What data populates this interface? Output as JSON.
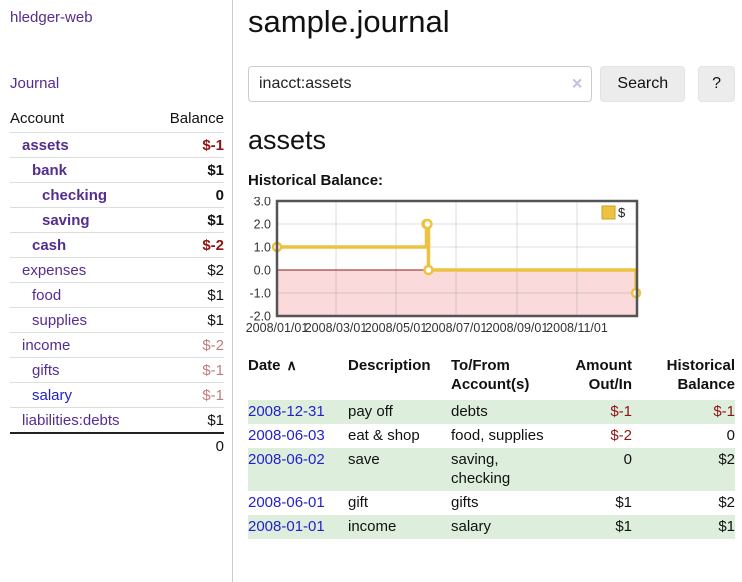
{
  "app": {
    "title": "hledger-web"
  },
  "sidebar": {
    "nav_journal": "Journal",
    "accounts": {
      "col_account": "Account",
      "col_balance": "Balance",
      "rows": [
        {
          "name": "assets",
          "balance": "$-1",
          "depth": 1,
          "bold": true,
          "balance_style": "neg-strong"
        },
        {
          "name": "bank",
          "balance": "$1",
          "depth": 2,
          "bold": true,
          "balance_style": "pos"
        },
        {
          "name": "checking",
          "balance": "0",
          "depth": 3,
          "bold": true,
          "balance_style": "pos"
        },
        {
          "name": "saving",
          "balance": "$1",
          "depth": 3,
          "bold": true,
          "balance_style": "pos"
        },
        {
          "name": "cash",
          "balance": "$-2",
          "depth": 2,
          "bold": true,
          "balance_style": "neg-strong"
        },
        {
          "name": "expenses",
          "balance": "$2",
          "depth": 1,
          "bold": false,
          "balance_style": "pos"
        },
        {
          "name": "food",
          "balance": "$1",
          "depth": 2,
          "bold": false,
          "balance_style": "pos"
        },
        {
          "name": "supplies",
          "balance": "$1",
          "depth": 2,
          "bold": false,
          "balance_style": "pos"
        },
        {
          "name": "income",
          "balance": "$-2",
          "depth": 1,
          "bold": false,
          "balance_style": "neg-faded"
        },
        {
          "name": "gifts",
          "balance": "$-1",
          "depth": 2,
          "bold": false,
          "balance_style": "neg-faded"
        },
        {
          "name": "salary",
          "balance": "$-1",
          "depth": 2,
          "bold": false,
          "balance_style": "neg-faded",
          "link_style": "blue"
        },
        {
          "name": "liabilities:debts",
          "balance": "$1",
          "depth": 1,
          "bold": false,
          "balance_style": "pos"
        }
      ],
      "total": "0"
    }
  },
  "main": {
    "journal_title": "sample.journal",
    "search": {
      "value": "inacct:assets",
      "clear": "×",
      "search_label": "Search",
      "help_label": "?"
    },
    "account_heading": "assets",
    "chart_heading": "Historical Balance:"
  },
  "chart_data": {
    "type": "line",
    "title": "Historical Balance of assets",
    "step": true,
    "x_start": "2008-01-01",
    "x_end": "2009-01-01",
    "ylim": [
      -2,
      3
    ],
    "yticks": [
      "3.0",
      "2.0",
      "1.0",
      "0.0",
      "-1.0",
      "-2.0"
    ],
    "xticks": [
      "2008/01/01",
      "2008/03/01",
      "2008/05/01",
      "2008/07/01",
      "2008/09/01",
      "2008/11/01"
    ],
    "series": [
      {
        "name": "$",
        "color": "#edc240",
        "points": [
          [
            "2008-01-01",
            1
          ],
          [
            "2008-06-01",
            2
          ],
          [
            "2008-06-02",
            2
          ],
          [
            "2008-06-03",
            0
          ],
          [
            "2008-12-31",
            -1
          ]
        ]
      }
    ],
    "legend_label": "$",
    "legend_position": "top-right",
    "grid": true,
    "negative_region_fill": "#fadada",
    "zero_line_color": "#8b1a1a"
  },
  "register": {
    "headers": {
      "date": "Date",
      "sort_icon": "∧",
      "description": "Description",
      "accounts": "To/From\nAccount(s)",
      "amount": "Amount\nOut/In",
      "balance": "Historical\nBalance"
    },
    "rows": [
      {
        "date": "2008-12-31",
        "description": "pay off",
        "accounts": "debts",
        "amount": "$-1",
        "balance": "$-1",
        "amount_negative": true,
        "balance_negative": true
      },
      {
        "date": "2008-06-03",
        "description": "eat & shop",
        "accounts": "food, supplies",
        "amount": "$-2",
        "balance": "0",
        "amount_negative": true,
        "balance_negative": false
      },
      {
        "date": "2008-06-02",
        "description": "save",
        "accounts": "saving, checking",
        "amount": "0",
        "balance": "$2",
        "amount_negative": false,
        "balance_negative": false
      },
      {
        "date": "2008-06-01",
        "description": "gift",
        "accounts": "gifts",
        "amount": "$1",
        "balance": "$2",
        "amount_negative": false,
        "balance_negative": false
      },
      {
        "date": "2008-01-01",
        "description": "income",
        "accounts": "salary",
        "amount": "$1",
        "balance": "$1",
        "amount_negative": false,
        "balance_negative": false
      }
    ]
  },
  "colors": {
    "link_purple": "#552d90",
    "link_blue": "#2222cc",
    "negative_strong": "#8f1414",
    "negative_faded": "#bd7e7e",
    "row_green": "#ddeedd",
    "chart_line": "#edc240",
    "chart_negative_fill": "#fadada"
  }
}
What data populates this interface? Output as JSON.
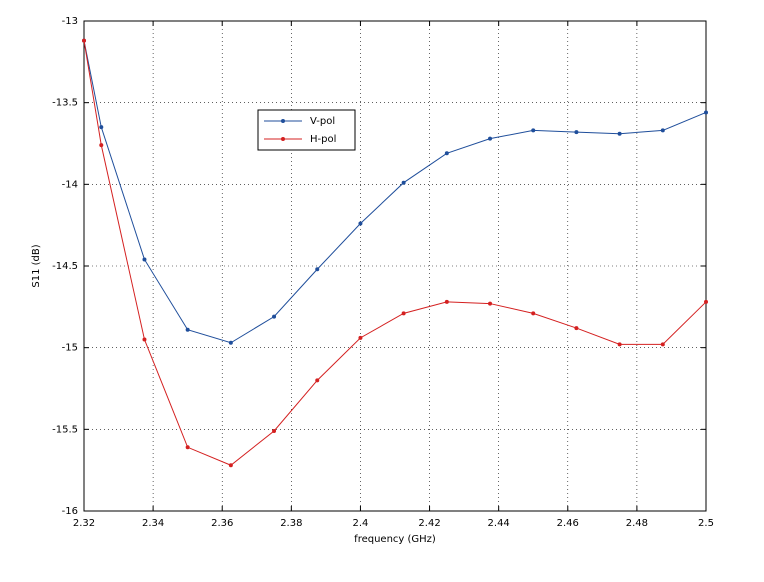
{
  "chart_data": {
    "type": "line",
    "x_label": "frequency (GHz)",
    "y_label": "S11 (dB)",
    "x": [
      2.32,
      2.325,
      2.3375,
      2.35,
      2.3625,
      2.375,
      2.3875,
      2.4,
      2.4125,
      2.425,
      2.4375,
      2.45,
      2.4625,
      2.475,
      2.4875,
      2.5
    ],
    "series": [
      {
        "name": "V-pol",
        "color": "#1f4e9b",
        "values": [
          -13.12,
          -13.65,
          -14.46,
          -14.89,
          -14.97,
          -14.81,
          -14.52,
          -14.24,
          -13.99,
          -13.81,
          -13.72,
          -13.67,
          -13.68,
          -13.69,
          -13.67,
          -13.56
        ]
      },
      {
        "name": "H-pol",
        "color": "#d42020",
        "values": [
          -13.12,
          -13.76,
          -14.95,
          -15.61,
          -15.72,
          -15.51,
          -15.2,
          -14.94,
          -14.79,
          -14.72,
          -14.73,
          -14.79,
          -14.88,
          -14.98,
          -14.98,
          -14.72
        ]
      }
    ],
    "xlim": [
      2.32,
      2.5
    ],
    "xticks": [
      2.32,
      2.34,
      2.36,
      2.38,
      2.4,
      2.42,
      2.44,
      2.46,
      2.48,
      2.5
    ],
    "ylim": [
      -16,
      -13
    ],
    "yticks": [
      -16,
      -15.5,
      -15,
      -14.5,
      -14,
      -13.5,
      -13
    ],
    "grid": true
  }
}
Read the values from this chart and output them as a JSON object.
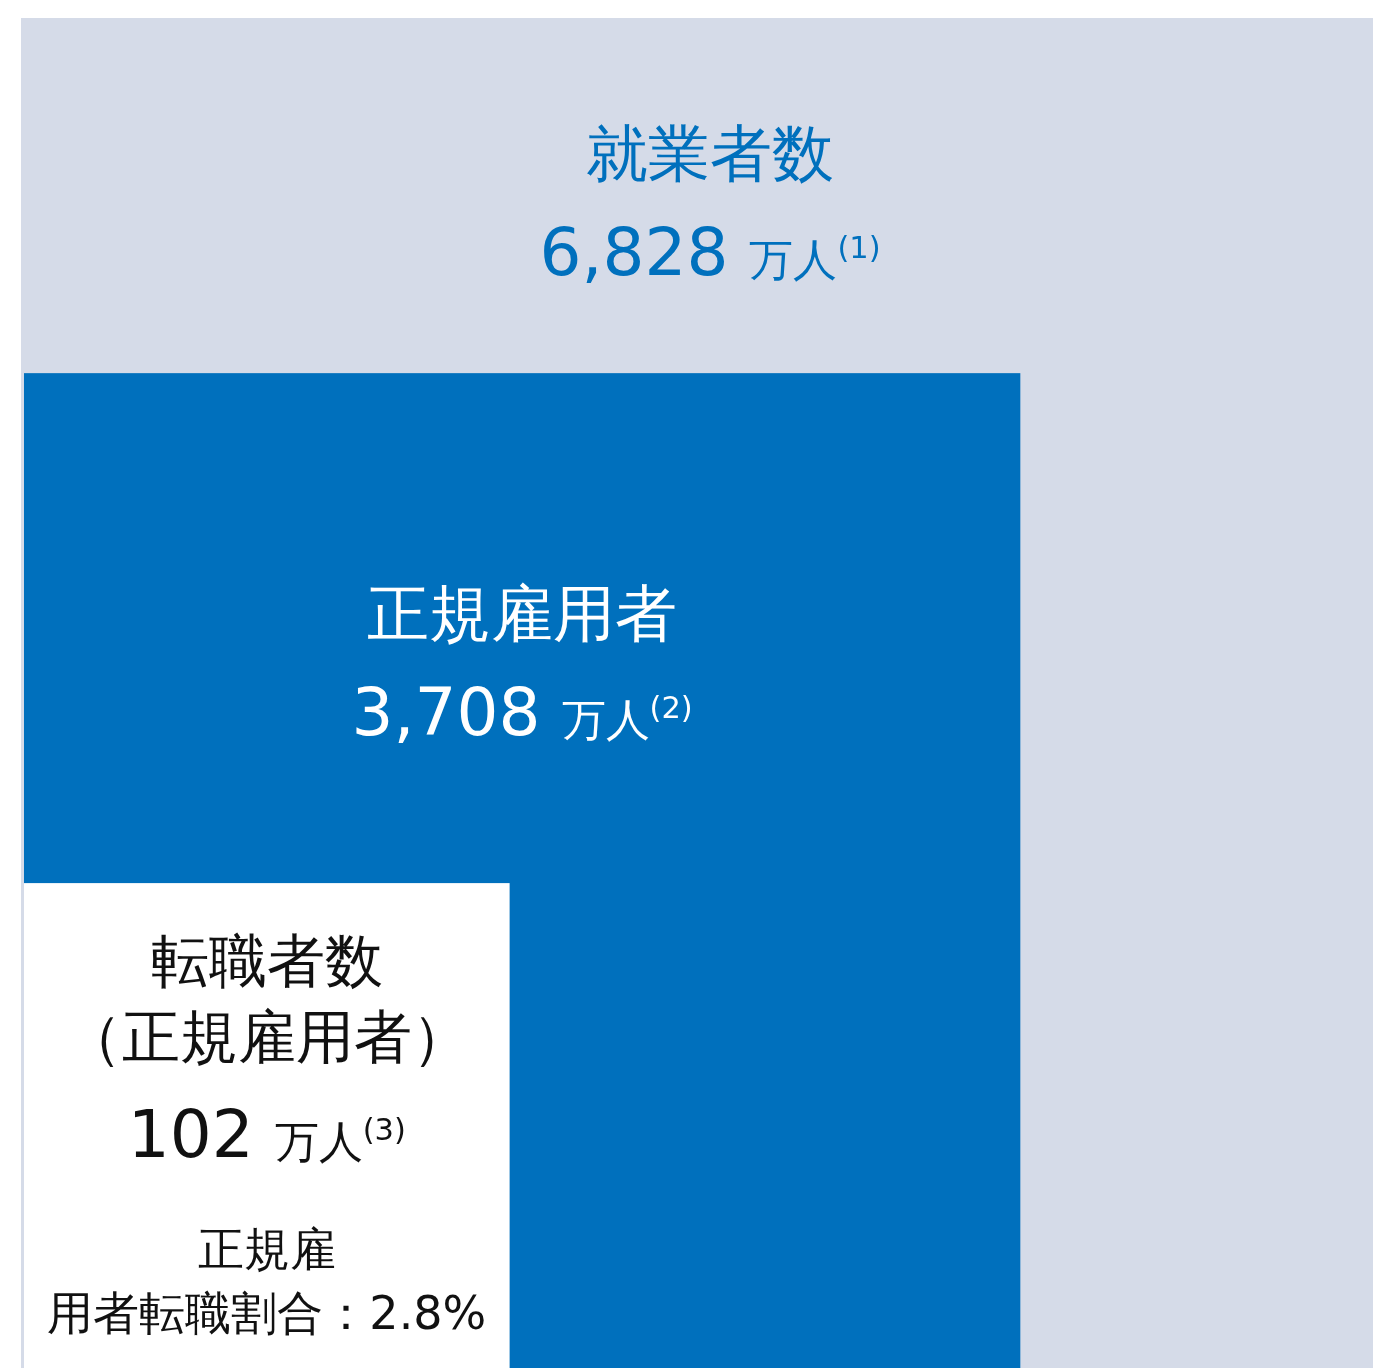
{
  "chart_data": {
    "type": "other",
    "categories": [
      "就業者数",
      "正規雇用者",
      "転職者数（正規雇用者）"
    ],
    "values": [
      6828,
      3708,
      102
    ],
    "value_labels": [
      "6,828 万人$^{(1)}$",
      "3,708 万人$^{(2)}$",
      "102 万人$^{(3)}$"
    ],
    "colors": [
      "#d5dbe8",
      "#0070bd",
      "#ffffff"
    ],
    "annotations": [
      "正規雇用者転職割合：2.8%"
    ]
  }
}
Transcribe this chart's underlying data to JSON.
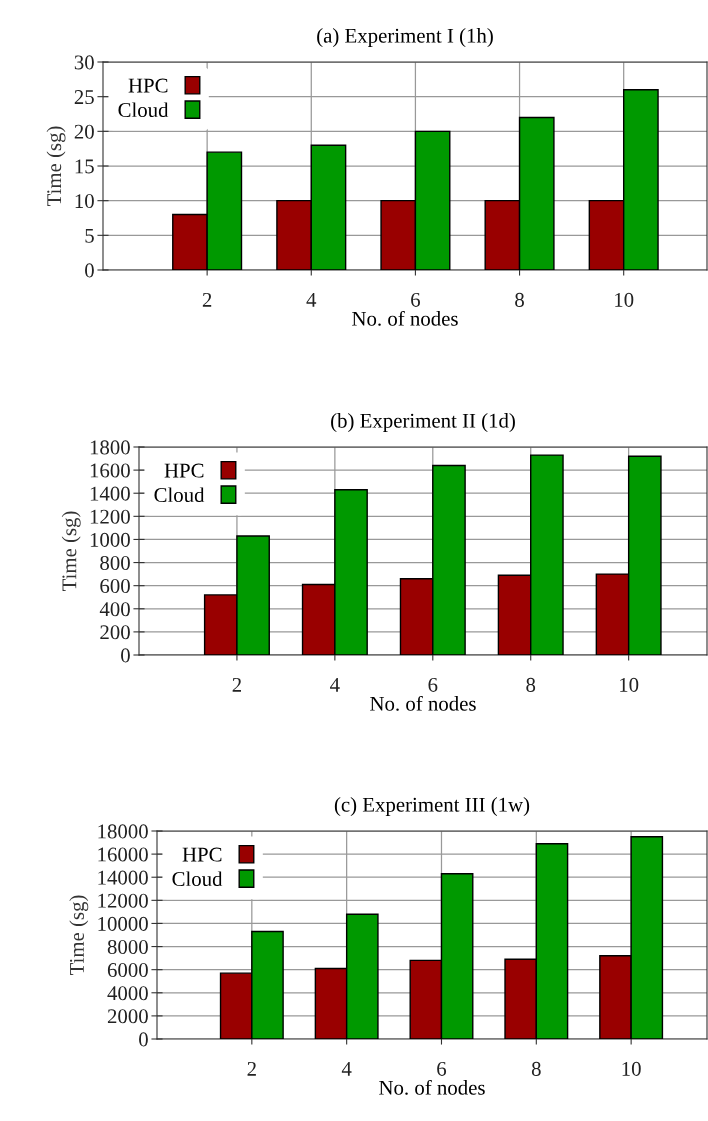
{
  "chart_data": [
    {
      "type": "bar",
      "title": "(a) Experiment I (1h)",
      "xlabel": "No. of nodes",
      "ylabel": "Time (sg)",
      "x": [
        2,
        4,
        6,
        8,
        10
      ],
      "xlim": [
        0,
        11.6
      ],
      "xticks": [
        2,
        4,
        6,
        8,
        10
      ],
      "ylim": [
        0,
        30
      ],
      "yticks": [
        0,
        5,
        10,
        15,
        20,
        25,
        30
      ],
      "grid": true,
      "legend": "top left",
      "series": [
        {
          "name": "HPC",
          "color": "#990000",
          "values": [
            8,
            10,
            10,
            10,
            10
          ]
        },
        {
          "name": "Cloud",
          "color": "#009900",
          "values": [
            17,
            18,
            20,
            22,
            26
          ]
        }
      ]
    },
    {
      "type": "bar",
      "title": "(b) Experiment II (1d)",
      "xlabel": "No. of nodes",
      "ylabel": "Time (sg)",
      "x": [
        2,
        4,
        6,
        8,
        10
      ],
      "xlim": [
        0,
        11.6
      ],
      "xticks": [
        2,
        4,
        6,
        8,
        10
      ],
      "ylim": [
        0,
        1800
      ],
      "yticks": [
        0,
        200,
        400,
        600,
        800,
        1000,
        1200,
        1400,
        1600,
        1800
      ],
      "grid": true,
      "legend": "top left",
      "series": [
        {
          "name": "HPC",
          "color": "#990000",
          "values": [
            520,
            610,
            660,
            690,
            700
          ]
        },
        {
          "name": "Cloud",
          "color": "#009900",
          "values": [
            1030,
            1430,
            1640,
            1730,
            1720
          ]
        }
      ]
    },
    {
      "type": "bar",
      "title": "(c) Experiment III (1w)",
      "xlabel": "No. of nodes",
      "ylabel": "Time (sg)",
      "x": [
        2,
        4,
        6,
        8,
        10
      ],
      "xlim": [
        0,
        11.6
      ],
      "xticks": [
        2,
        4,
        6,
        8,
        10
      ],
      "ylim": [
        0,
        18000
      ],
      "yticks": [
        0,
        2000,
        4000,
        6000,
        8000,
        10000,
        12000,
        14000,
        16000,
        18000
      ],
      "grid": true,
      "legend": "top left",
      "series": [
        {
          "name": "HPC",
          "color": "#990000",
          "values": [
            5700,
            6100,
            6800,
            6900,
            7200
          ]
        },
        {
          "name": "Cloud",
          "color": "#009900",
          "values": [
            9300,
            10800,
            14300,
            16900,
            17500
          ]
        }
      ]
    }
  ]
}
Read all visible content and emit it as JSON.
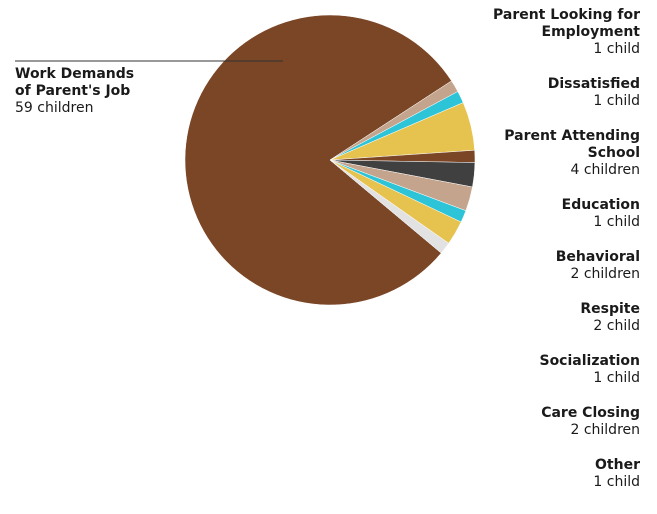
{
  "chart_data": {
    "type": "pie",
    "unit_label": "children",
    "slices": [
      {
        "label": "Work Demands\nof Parent's Job",
        "value": 59,
        "value_text": "59 children",
        "color": "#7a4626"
      },
      {
        "label": "Parent Looking for\nEmployment",
        "value": 1,
        "value_text": "1 child",
        "color": "#c4a48c"
      },
      {
        "label": "Dissatisfied",
        "value": 1,
        "value_text": "1 child",
        "color": "#2ec4d8"
      },
      {
        "label": "Parent Attending\nSchool",
        "value": 4,
        "value_text": "4 children",
        "color": "#e6c24e"
      },
      {
        "label": "Education",
        "value": 1,
        "value_text": "1 child",
        "color": "#7a4626"
      },
      {
        "label": "Behavioral",
        "value": 2,
        "value_text": "2 children",
        "color": "#404040"
      },
      {
        "label": "Respite",
        "value": 2,
        "value_text": "2 child",
        "color": "#c4a48c"
      },
      {
        "label": "Socialization",
        "value": 1,
        "value_text": "1 child",
        "color": "#2ec4d8"
      },
      {
        "label": "Care Closing",
        "value": 2,
        "value_text": "2 children",
        "color": "#e6c24e"
      },
      {
        "label": "Other",
        "value": 1,
        "value_text": "1 child",
        "color": "#e2e2e2"
      }
    ]
  }
}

########

- _Required task_: Of the lines above, how many contain the string "assets"? Only the number is required.

- _Result of this task_: 4